> _EXERCISE OBJECTIVE_
The entries below should be output exactly as written.

> _GIVEN INFORMATION_
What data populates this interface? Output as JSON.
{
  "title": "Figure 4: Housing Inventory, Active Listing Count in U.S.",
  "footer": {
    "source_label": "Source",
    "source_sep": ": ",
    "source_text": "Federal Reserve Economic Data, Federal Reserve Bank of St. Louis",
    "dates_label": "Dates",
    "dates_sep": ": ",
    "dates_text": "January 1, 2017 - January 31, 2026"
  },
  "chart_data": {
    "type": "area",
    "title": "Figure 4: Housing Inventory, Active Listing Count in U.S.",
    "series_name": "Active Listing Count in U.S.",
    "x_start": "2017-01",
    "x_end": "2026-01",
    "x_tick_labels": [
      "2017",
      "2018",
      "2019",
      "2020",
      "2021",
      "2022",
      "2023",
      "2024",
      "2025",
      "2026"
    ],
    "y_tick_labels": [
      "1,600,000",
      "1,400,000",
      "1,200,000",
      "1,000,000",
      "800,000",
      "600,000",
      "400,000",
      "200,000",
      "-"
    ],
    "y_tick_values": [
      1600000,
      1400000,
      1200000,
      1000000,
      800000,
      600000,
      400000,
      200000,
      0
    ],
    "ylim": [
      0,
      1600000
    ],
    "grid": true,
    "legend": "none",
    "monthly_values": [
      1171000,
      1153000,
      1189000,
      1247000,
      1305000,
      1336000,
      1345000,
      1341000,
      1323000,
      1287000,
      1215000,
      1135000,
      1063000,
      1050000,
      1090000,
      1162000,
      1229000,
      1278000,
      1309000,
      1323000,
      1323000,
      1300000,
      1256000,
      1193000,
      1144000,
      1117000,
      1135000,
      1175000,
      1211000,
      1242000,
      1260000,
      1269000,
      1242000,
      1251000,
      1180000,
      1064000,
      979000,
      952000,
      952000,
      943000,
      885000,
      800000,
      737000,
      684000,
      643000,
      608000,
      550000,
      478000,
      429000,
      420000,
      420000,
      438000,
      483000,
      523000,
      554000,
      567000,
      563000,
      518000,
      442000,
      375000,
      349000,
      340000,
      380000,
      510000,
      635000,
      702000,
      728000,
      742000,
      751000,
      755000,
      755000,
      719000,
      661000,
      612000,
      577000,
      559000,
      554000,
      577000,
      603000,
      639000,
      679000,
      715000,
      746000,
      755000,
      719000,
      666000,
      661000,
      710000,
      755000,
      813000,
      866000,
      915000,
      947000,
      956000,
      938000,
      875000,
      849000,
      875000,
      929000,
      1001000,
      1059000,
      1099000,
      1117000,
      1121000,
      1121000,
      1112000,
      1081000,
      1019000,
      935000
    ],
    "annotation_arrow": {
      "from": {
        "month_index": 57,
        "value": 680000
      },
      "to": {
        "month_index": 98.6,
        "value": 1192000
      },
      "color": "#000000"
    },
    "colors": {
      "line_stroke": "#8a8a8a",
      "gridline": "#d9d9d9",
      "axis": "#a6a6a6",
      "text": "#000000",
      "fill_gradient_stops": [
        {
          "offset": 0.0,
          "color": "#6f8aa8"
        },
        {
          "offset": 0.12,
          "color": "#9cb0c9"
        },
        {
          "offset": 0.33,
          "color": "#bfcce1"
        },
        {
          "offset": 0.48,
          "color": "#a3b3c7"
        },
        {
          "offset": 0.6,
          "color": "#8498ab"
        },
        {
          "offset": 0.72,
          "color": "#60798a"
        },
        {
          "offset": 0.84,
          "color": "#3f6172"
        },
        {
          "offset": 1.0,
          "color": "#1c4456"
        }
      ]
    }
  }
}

> _EXERCISE SOLUTION_
What data populates this interface? Output as JSON.
{
  "title": "Figure 4: Housing Inventory, Active Listing Count in U.S.",
  "footer": {
    "source_label": "Source",
    "source_sep": ": ",
    "source_text": "Federal Reserve Economic Data, Federal Reserve Bank of St. Louis",
    "dates_label": "Dates",
    "dates_sep": ": ",
    "dates_text": "January 1, 2017 - January 31, 2026"
  },
  "chart_data": {
    "type": "area",
    "title": "Figure 4: Housing Inventory, Active Listing Count in U.S.",
    "series_name": "Active Listing Count in U.S.",
    "x_start": "2017-01",
    "x_end": "2026-01",
    "x_tick_labels": [
      "2017",
      "2018",
      "2019",
      "2020",
      "2021",
      "2022",
      "2023",
      "2024",
      "2025",
      "2026"
    ],
    "y_tick_labels": [
      "1,600,000",
      "1,400,000",
      "1,200,000",
      "1,000,000",
      "800,000",
      "600,000",
      "400,000",
      "200,000",
      "-"
    ],
    "y_tick_values": [
      1600000,
      1400000,
      1200000,
      1000000,
      800000,
      600000,
      400000,
      200000,
      0
    ],
    "ylim": [
      0,
      1600000
    ],
    "grid": true,
    "legend": "none",
    "monthly_values": [
      1171000,
      1153000,
      1189000,
      1247000,
      1305000,
      1336000,
      1345000,
      1341000,
      1323000,
      1287000,
      1215000,
      1135000,
      1063000,
      1050000,
      1090000,
      1162000,
      1229000,
      1278000,
      1309000,
      1323000,
      1323000,
      1300000,
      1256000,
      1193000,
      1144000,
      1117000,
      1135000,
      1175000,
      1211000,
      1242000,
      1260000,
      1269000,
      1242000,
      1251000,
      1180000,
      1064000,
      979000,
      952000,
      952000,
      943000,
      885000,
      800000,
      737000,
      684000,
      643000,
      608000,
      550000,
      478000,
      429000,
      420000,
      420000,
      438000,
      483000,
      523000,
      554000,
      567000,
      563000,
      518000,
      442000,
      375000,
      349000,
      340000,
      380000,
      510000,
      635000,
      702000,
      728000,
      742000,
      751000,
      755000,
      755000,
      719000,
      661000,
      612000,
      577000,
      559000,
      554000,
      577000,
      603000,
      639000,
      679000,
      715000,
      746000,
      755000,
      719000,
      666000,
      661000,
      710000,
      755000,
      813000,
      866000,
      915000,
      947000,
      956000,
      938000,
      875000,
      849000,
      875000,
      929000,
      1001000,
      1059000,
      1099000,
      1117000,
      1121000,
      1121000,
      1112000,
      1081000,
      1019000,
      935000
    ],
    "annotation_arrow": {
      "from": {
        "month_index": 57,
        "value": 680000
      },
      "to": {
        "month_index": 98.6,
        "value": 1192000
      },
      "color": "#000000"
    },
    "colors": {
      "line_stroke": "#8a8a8a",
      "gridline": "#d9d9d9",
      "axis": "#a6a6a6",
      "text": "#000000",
      "fill_gradient_stops": [
        {
          "offset": 0.0,
          "color": "#6f8aa8"
        },
        {
          "offset": 0.12,
          "color": "#9cb0c9"
        },
        {
          "offset": 0.33,
          "color": "#bfcce1"
        },
        {
          "offset": 0.48,
          "color": "#a3b3c7"
        },
        {
          "offset": 0.6,
          "color": "#8498ab"
        },
        {
          "offset": 0.72,
          "color": "#60798a"
        },
        {
          "offset": 0.84,
          "color": "#3f6172"
        },
        {
          "offset": 1.0,
          "color": "#1c4456"
        }
      ]
    }
  }
}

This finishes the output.